**Exercise objective:** Under this task are some entries; return every one of them exactly.

**Task material:**
begin

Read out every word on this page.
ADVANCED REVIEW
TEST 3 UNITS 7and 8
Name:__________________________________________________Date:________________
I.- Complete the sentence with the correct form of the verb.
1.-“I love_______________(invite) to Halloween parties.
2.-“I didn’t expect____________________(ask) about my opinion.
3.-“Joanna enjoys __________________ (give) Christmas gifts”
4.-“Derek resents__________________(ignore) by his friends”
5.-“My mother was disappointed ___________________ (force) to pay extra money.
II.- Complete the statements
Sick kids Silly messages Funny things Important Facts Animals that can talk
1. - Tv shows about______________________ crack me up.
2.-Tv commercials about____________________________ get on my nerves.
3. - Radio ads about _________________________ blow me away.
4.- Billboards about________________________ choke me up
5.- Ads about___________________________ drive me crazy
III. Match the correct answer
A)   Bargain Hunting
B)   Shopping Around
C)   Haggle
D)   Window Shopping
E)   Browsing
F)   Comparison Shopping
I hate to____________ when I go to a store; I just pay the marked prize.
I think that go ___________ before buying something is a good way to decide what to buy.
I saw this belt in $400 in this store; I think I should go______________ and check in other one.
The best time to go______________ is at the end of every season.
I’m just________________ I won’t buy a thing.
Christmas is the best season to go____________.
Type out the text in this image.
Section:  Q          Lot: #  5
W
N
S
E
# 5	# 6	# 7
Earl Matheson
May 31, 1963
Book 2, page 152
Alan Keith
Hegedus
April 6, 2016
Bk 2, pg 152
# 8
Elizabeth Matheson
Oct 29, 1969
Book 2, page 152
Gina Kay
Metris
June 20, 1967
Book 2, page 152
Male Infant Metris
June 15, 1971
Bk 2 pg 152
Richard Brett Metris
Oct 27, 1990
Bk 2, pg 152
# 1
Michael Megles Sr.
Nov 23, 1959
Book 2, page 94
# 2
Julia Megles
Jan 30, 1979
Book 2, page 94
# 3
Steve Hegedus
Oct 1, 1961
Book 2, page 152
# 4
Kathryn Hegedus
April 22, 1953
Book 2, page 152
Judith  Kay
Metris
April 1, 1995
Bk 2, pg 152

end

**Response to this exercise:**
Read out every word on this page.
ADVANCED REVIEW
TEST 3 UNITS 7and 8
Name:__________________________________________________Date:________________
I.- Complete the sentence with the correct form of the verb.
1.-“I love_______________(invite) to Halloween parties.
2.-“I didn’t expect____________________(ask) about my opinion.
3.-“Joanna enjoys __________________ (give) Christmas gifts”
4.-“Derek resents__________________(ignore) by his friends”
5.-“My mother was disappointed ___________________ (force) to pay extra money.
II.- Complete the statements
Sick kids Silly messages Funny things Important Facts Animals that can talk
1. - Tv shows about______________________ crack me up.
2.-Tv commercials about____________________________ get on my nerves.
3. - Radio ads about _________________________ blow me away.
4.- Billboards about________________________ choke me up
5.- Ads about___________________________ drive me crazy
III. Match the correct answer
A)   Bargain Hunting
B)   Shopping Around
C)   Haggle
D)   Window Shopping
E)   Browsing
F)   Comparison Shopping
I hate to____________ when I go to a store; I just pay the marked prize.
I think that go ___________ before buying something is a good way to decide what to buy.
I saw this belt in $400 in this store; I think I should go______________ and check in other one.
The best time to go______________ is at the end of every season.
I’m just________________ I won’t buy a thing.
Christmas is the best season to go____________.
Type out the text in this image.
Section:  Q          Lot: #  5
W
N
S
E
# 5	# 6	# 7
Earl Matheson
May 31, 1963
Book 2, page 152
Alan Keith
Hegedus
April 6, 2016
Bk 2, pg 152
# 8
Elizabeth Matheson
Oct 29, 1969
Book 2, page 152
Gina Kay
Metris
June 20, 1967
Book 2, page 152
Male Infant Metris
June 15, 1971
Bk 2 pg 152
Richard Brett Metris
Oct 27, 1990
Bk 2, pg 152
# 1
Michael Megles Sr.
Nov 23, 1959
Book 2, page 94
# 2
Julia Megles
Jan 30, 1979
Book 2, page 94
# 3
Steve Hegedus
Oct 1, 1961
Book 2, page 152
# 4
Kathryn Hegedus
April 22, 1953
Book 2, page 152
Judith  Kay
Metris
April 1, 1995
Bk 2, pg 152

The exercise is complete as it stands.